• Exercise goal:
Pick out the lines below that contain the string "quanto" and copy them all.

• Data lines:
========================================================================

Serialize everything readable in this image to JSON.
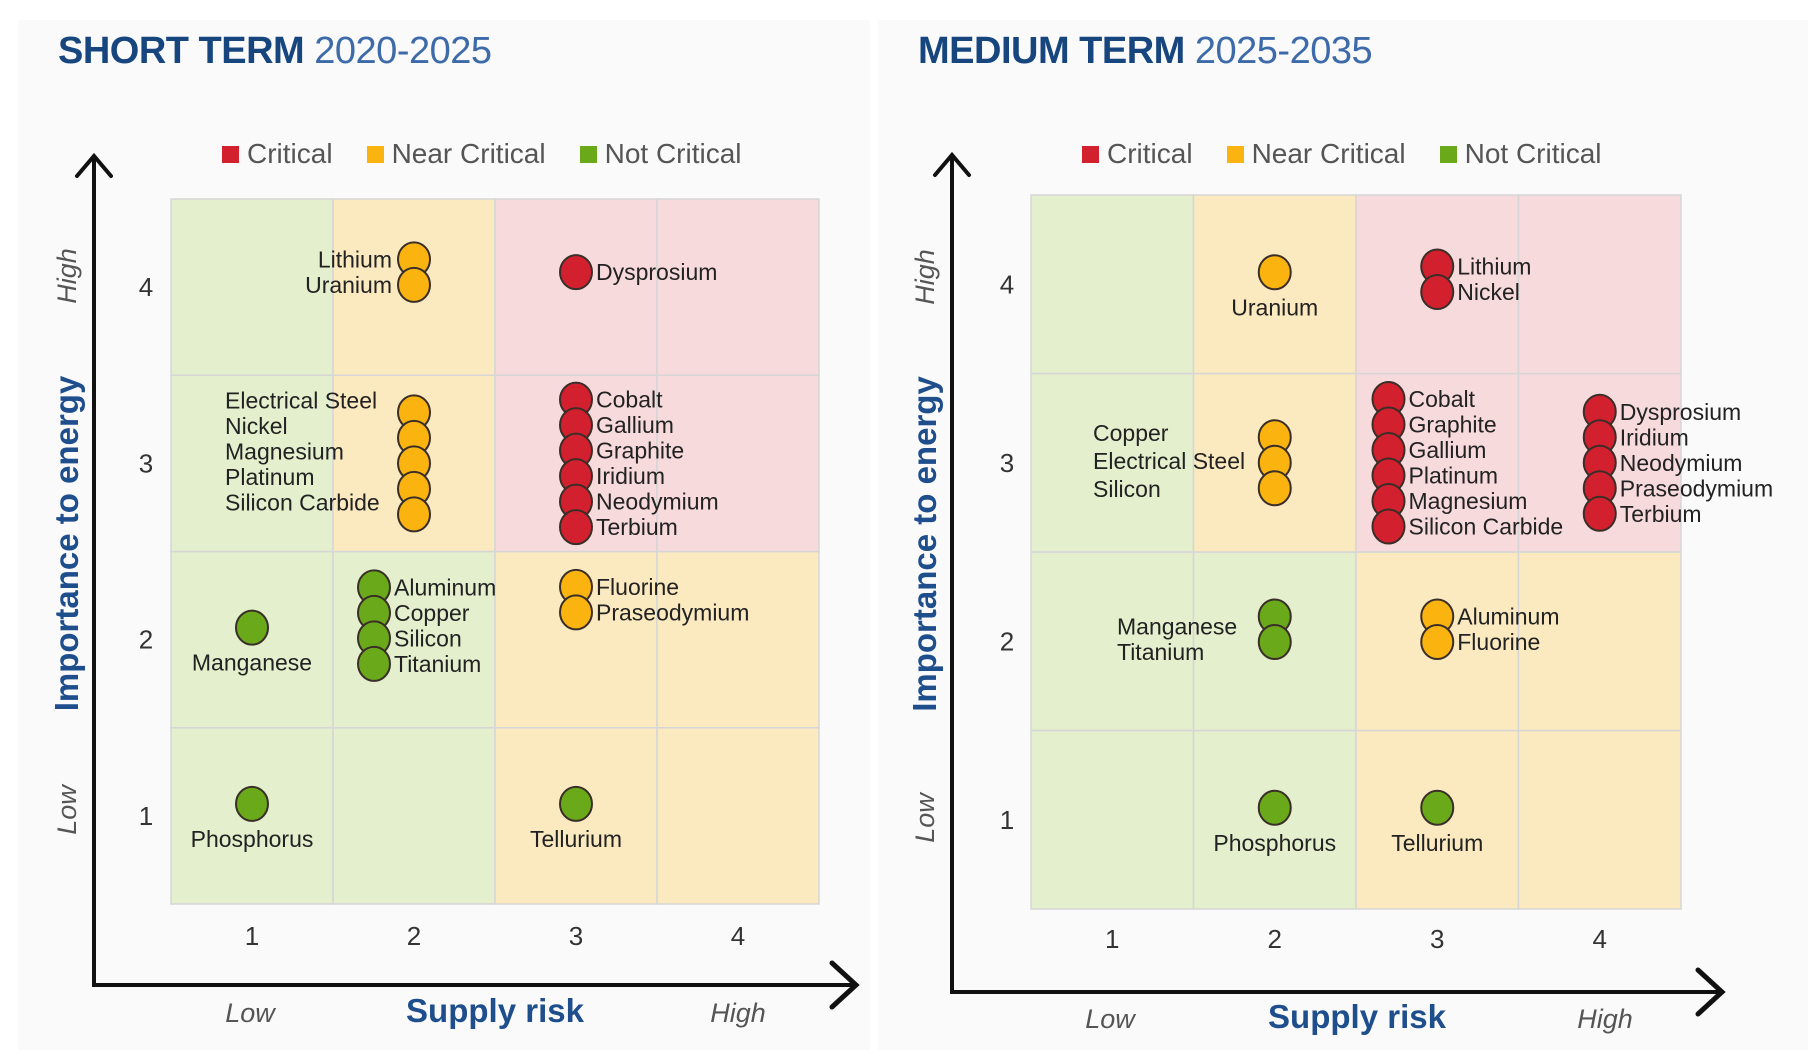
{
  "colors": {
    "critical": "#d3202e",
    "near_critical": "#fbb40f",
    "not_critical": "#6aaa1a",
    "cell_critical": "#f7dadc",
    "cell_near_critical": "#fbeac0",
    "cell_not_critical": "#e3efcd",
    "title": "#1f4e8c",
    "dot_outline": "#3a2e28"
  },
  "chart_data": [
    {
      "type": "scatter",
      "title_bold": "SHORT TERM",
      "title_light": "2020-2025",
      "xlabel": "Supply risk",
      "ylabel": "Importance to energy",
      "x_low_label": "Low",
      "x_high_label": "High",
      "y_low_label": "Low",
      "y_high_label": "High",
      "x_ticks": [
        "1",
        "2",
        "3",
        "4"
      ],
      "y_ticks": [
        "1",
        "2",
        "3",
        "4"
      ],
      "xlim": [
        1,
        4
      ],
      "ylim": [
        1,
        4
      ],
      "legend": [
        {
          "label": "Critical",
          "color_key": "critical"
        },
        {
          "label": "Near Critical",
          "color_key": "near_critical"
        },
        {
          "label": "Not Critical",
          "color_key": "not_critical"
        }
      ],
      "legend_position": "top",
      "cell_categories": [
        [
          "not_critical",
          "not_critical",
          "near_critical",
          "near_critical"
        ],
        [
          "not_critical",
          "not_critical",
          "near_critical",
          "near_critical"
        ],
        [
          "not_critical",
          "near_critical",
          "critical",
          "critical"
        ],
        [
          "not_critical",
          "near_critical",
          "critical",
          "critical"
        ]
      ],
      "groups": [
        {
          "x": 2,
          "y": 4,
          "category": "near_critical",
          "label_side": "left",
          "materials": [
            "Lithium",
            "Uranium"
          ]
        },
        {
          "x": 3,
          "y": 4,
          "category": "critical",
          "label_side": "right",
          "materials": [
            "Dysprosium"
          ]
        },
        {
          "x": 2,
          "y": 3,
          "category": "near_critical",
          "label_side": "left-block",
          "materials": [
            "Electrical Steel",
            "Nickel",
            "Magnesium",
            "Platinum",
            "Silicon Carbide"
          ]
        },
        {
          "x": 3,
          "y": 3,
          "category": "critical",
          "label_side": "right",
          "materials": [
            "Cobalt",
            "Gallium",
            "Graphite",
            "Iridium",
            "Neodymium",
            "Terbium"
          ]
        },
        {
          "x": 1,
          "y": 2,
          "category": "not_critical",
          "label_side": "below",
          "materials": [
            "Manganese"
          ]
        },
        {
          "x": 2,
          "y": 2,
          "category": "not_critical",
          "label_side": "right",
          "materials": [
            "Aluminum",
            "Copper",
            "Silicon",
            "Titanium"
          ]
        },
        {
          "x": 3,
          "y": 2,
          "category": "near_critical",
          "label_side": "right",
          "materials": [
            "Fluorine",
            "Praseodymium"
          ]
        },
        {
          "x": 1,
          "y": 1,
          "category": "not_critical",
          "label_side": "below",
          "materials": [
            "Phosphorus"
          ]
        },
        {
          "x": 3,
          "y": 1,
          "category": "not_critical",
          "label_side": "below",
          "materials": [
            "Tellurium"
          ]
        }
      ]
    },
    {
      "type": "scatter",
      "title_bold": "MEDIUM TERM",
      "title_light": "2025-2035",
      "xlabel": "Supply risk",
      "ylabel": "Importance to energy",
      "x_low_label": "Low",
      "x_high_label": "High",
      "y_low_label": "Low",
      "y_high_label": "High",
      "x_ticks": [
        "1",
        "2",
        "3",
        "4"
      ],
      "y_ticks": [
        "1",
        "2",
        "3",
        "4"
      ],
      "xlim": [
        1,
        4
      ],
      "ylim": [
        1,
        4
      ],
      "legend": [
        {
          "label": "Critical",
          "color_key": "critical"
        },
        {
          "label": "Near Critical",
          "color_key": "near_critical"
        },
        {
          "label": "Not Critical",
          "color_key": "not_critical"
        }
      ],
      "legend_position": "top",
      "cell_categories": [
        [
          "not_critical",
          "not_critical",
          "near_critical",
          "near_critical"
        ],
        [
          "not_critical",
          "not_critical",
          "near_critical",
          "near_critical"
        ],
        [
          "not_critical",
          "near_critical",
          "critical",
          "critical"
        ],
        [
          "not_critical",
          "near_critical",
          "critical",
          "critical"
        ]
      ],
      "groups": [
        {
          "x": 2,
          "y": 4,
          "category": "near_critical",
          "label_side": "below",
          "materials": [
            "Uranium"
          ]
        },
        {
          "x": 3,
          "y": 4,
          "category": "critical",
          "label_side": "right",
          "materials": [
            "Lithium",
            "Nickel"
          ]
        },
        {
          "x": 2,
          "y": 3,
          "category": "near_critical",
          "label_side": "left-block",
          "materials": [
            "Copper",
            "Electrical Steel",
            "Silicon"
          ]
        },
        {
          "x": 2.7,
          "y": 3,
          "category": "critical",
          "label_side": "right",
          "materials": [
            "Cobalt",
            "Graphite",
            "Gallium",
            "Platinum",
            "Magnesium",
            "Silicon Carbide"
          ]
        },
        {
          "x": 4,
          "y": 3,
          "category": "critical",
          "label_side": "right",
          "materials": [
            "Dysprosium",
            "Iridium",
            "Neodymium",
            "Praseodymium",
            "Terbium"
          ]
        },
        {
          "x": 2,
          "y": 2,
          "category": "not_critical",
          "label_side": "left-block",
          "materials": [
            "Manganese",
            "Titanium"
          ]
        },
        {
          "x": 3,
          "y": 2,
          "category": "near_critical",
          "label_side": "right",
          "materials": [
            "Aluminum",
            "Fluorine"
          ]
        },
        {
          "x": 2,
          "y": 1,
          "category": "not_critical",
          "label_side": "below",
          "materials": [
            "Phosphorus"
          ]
        },
        {
          "x": 3,
          "y": 1,
          "category": "not_critical",
          "label_side": "below",
          "materials": [
            "Tellurium"
          ]
        }
      ]
    }
  ]
}
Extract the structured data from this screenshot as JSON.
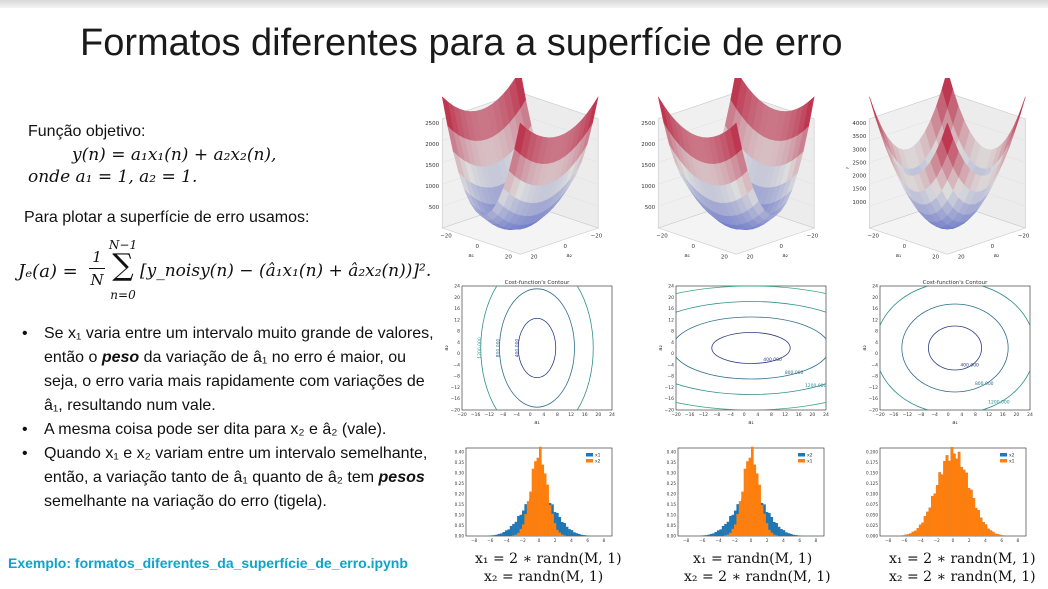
{
  "slide": {
    "title": "Formatos diferentes para a superfície de erro",
    "objective_label": "Função objetivo:",
    "model_eq": "y(n) = a₁x₁(n) + a₂x₂(n),",
    "weights_eq": "onde a₁ = 1, a₂ = 1.",
    "plot_intro": "Para plotar a superfície de erro usamos:",
    "cost_eq_lhs": "Jₑ(a) =",
    "cost_eq_rhs": "[y_noisy(n) − (â₁x₁(n) + â₂x₂(n))]².",
    "cost_frac_num": "1",
    "cost_frac_den": "N",
    "cost_sum_upper": "N−1",
    "cost_sum_lower": "n=0",
    "bullets": [
      "Se x₁ varia entre um intervalo muito grande de valores, então o peso da variação de â₁ no erro é maior, ou seja, o erro varia mais rapidamente com variações de â₁, resultando num vale.",
      "A mesma coisa pode ser dita para x₂ e â₂ (vale).",
      "Quando x₁ e x₂ variam entre um intervalo semelhante, então, a variação tanto de â₁ quanto de â₂ tem pesos semelhante na variação do erro (tigela)."
    ],
    "bullet_parts": {
      "b1_a": "Se x₁ varia entre um intervalo muito grande de valores, então o ",
      "b1_bold": "peso",
      "b1_b": " da variação de â₁ no erro é maior, ou seja, o erro varia mais rapidamente com variações de â₁, resultando num vale.",
      "b2": "A mesma coisa pode ser dita para x₂ e â₂ (vale).",
      "b3_a": "Quando x₁ e x₂ variam entre um intervalo semelhante, então, a variação tanto de â₁ quanto de â₂ tem ",
      "b3_bold": "pesos",
      "b3_b": " semelhante na variação do erro (tigela)."
    },
    "example_link": "Exemplo: formatos_diferentes_da_superfície_de_erro.ipynb",
    "accent_color": "#0da4c9"
  },
  "chart_data": [
    {
      "type": "surface3d",
      "zticks": [
        "500",
        "1000",
        "1500",
        "2000",
        "2500"
      ],
      "xticks": [
        "−20",
        "0",
        "20"
      ],
      "yticks": [
        "−20",
        "0",
        "20"
      ],
      "xlabel": "a₁",
      "ylabel": "a₂",
      "zlabel": "J"
    },
    {
      "type": "surface3d",
      "zticks": [
        "500",
        "1000",
        "1500",
        "2000",
        "2500"
      ],
      "xticks": [
        "−20",
        "0",
        "20"
      ],
      "yticks": [
        "−20",
        "0",
        "20"
      ],
      "xlabel": "a₁",
      "ylabel": "a₂",
      "zlabel": "J"
    },
    {
      "type": "surface3d",
      "zticks": [
        "1000",
        "1500",
        "2000",
        "2500",
        "3000",
        "3500",
        "4000"
      ],
      "xticks": [
        "−20",
        "0",
        "20"
      ],
      "yticks": [
        "−20",
        "0",
        "20"
      ],
      "xlabel": "a₁",
      "ylabel": "a₂",
      "zlabel": "J"
    },
    {
      "type": "contour",
      "title": "Cost-function's Contour",
      "xlabel": "a₁",
      "ylabel": "a₂",
      "xlim": [
        -20,
        24
      ],
      "ylim": [
        -20,
        24
      ],
      "ticks": [
        "−20",
        "−16",
        "−12",
        "−8",
        "−4",
        "0",
        "4",
        "8",
        "12",
        "16",
        "20",
        "24"
      ],
      "levels": [
        "400.000",
        "800.000",
        "1200.000"
      ]
    },
    {
      "type": "contour",
      "title": "",
      "xlabel": "a₁",
      "ylabel": "a₂",
      "xlim": [
        -20,
        24
      ],
      "ylim": [
        -20,
        24
      ],
      "ticks": [
        "−20",
        "−16",
        "−12",
        "−8",
        "−4",
        "0",
        "4",
        "8",
        "12",
        "16",
        "20",
        "24"
      ],
      "levels": [
        "400.000",
        "800.000",
        "1200.000",
        "1600.000",
        "2000.000"
      ]
    },
    {
      "type": "contour",
      "title": "Cost-function's Contour",
      "xlabel": "a₁",
      "ylabel": "a₂",
      "xlim": [
        -20,
        24
      ],
      "ylim": [
        -20,
        24
      ],
      "ticks": [
        "−20",
        "−16",
        "−12",
        "−8",
        "−4",
        "0",
        "4",
        "8",
        "12",
        "16",
        "20",
        "24"
      ],
      "levels": [
        "400.000",
        "800.000",
        "1200.000",
        "1600.000"
      ]
    },
    {
      "type": "histogram",
      "legend": [
        "x1",
        "x2"
      ],
      "xticks": [
        "−8",
        "−6",
        "−4",
        "−2",
        "0",
        "2",
        "4",
        "6",
        "8"
      ],
      "yticks": [
        "0.00",
        "0.05",
        "0.10",
        "0.15",
        "0.20",
        "0.25",
        "0.30",
        "0.35",
        "0.40"
      ],
      "series": [
        {
          "name": "x1",
          "std": 2,
          "color": "#1f77b4"
        },
        {
          "name": "x2",
          "std": 1,
          "color": "#ff7f0e"
        }
      ],
      "caption": [
        "x₁ = 2 ∗ randn(M, 1)",
        "x₂ = randn(M, 1)"
      ]
    },
    {
      "type": "histogram",
      "legend": [
        "x2",
        "x1"
      ],
      "xticks": [
        "−8",
        "−6",
        "−4",
        "−2",
        "0",
        "2",
        "4",
        "6",
        "8"
      ],
      "yticks": [
        "0.00",
        "0.05",
        "0.10",
        "0.15",
        "0.20",
        "0.25",
        "0.30",
        "0.35",
        "0.40"
      ],
      "series": [
        {
          "name": "x2",
          "std": 2,
          "color": "#1f77b4"
        },
        {
          "name": "x1",
          "std": 1,
          "color": "#ff7f0e"
        }
      ],
      "caption": [
        "x₁ = randn(M, 1)",
        "x₂ = 2 ∗ randn(M, 1)"
      ]
    },
    {
      "type": "histogram",
      "legend": [
        "x2",
        "x1"
      ],
      "xticks": [
        "−8",
        "−6",
        "−4",
        "−2",
        "0",
        "2",
        "4",
        "6",
        "8"
      ],
      "yticks": [
        "0.000",
        "0.025",
        "0.050",
        "0.075",
        "0.100",
        "0.125",
        "0.150",
        "0.175",
        "0.200"
      ],
      "series": [
        {
          "name": "x2",
          "std": 2,
          "color": "#1f77b4"
        },
        {
          "name": "x1",
          "std": 2,
          "color": "#ff7f0e"
        }
      ],
      "caption": [
        "x₁ = 2 ∗ randn(M, 1)",
        "x₂ = 2 ∗ randn(M, 1)"
      ]
    }
  ]
}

========================================================================

• Solved exercise:
      "Quando x₁ e x₂ variam entre um intervalo semelhante, então, a variação tanto de â₁ quanto de â₂ tem pesos semelhante na variação do erro (tigela)."
      "b3_a": "Quando x₁ e x₂ variam entre um intervalo semelhante, então, a variação tanto de â₁ quanto de â₂ tem ",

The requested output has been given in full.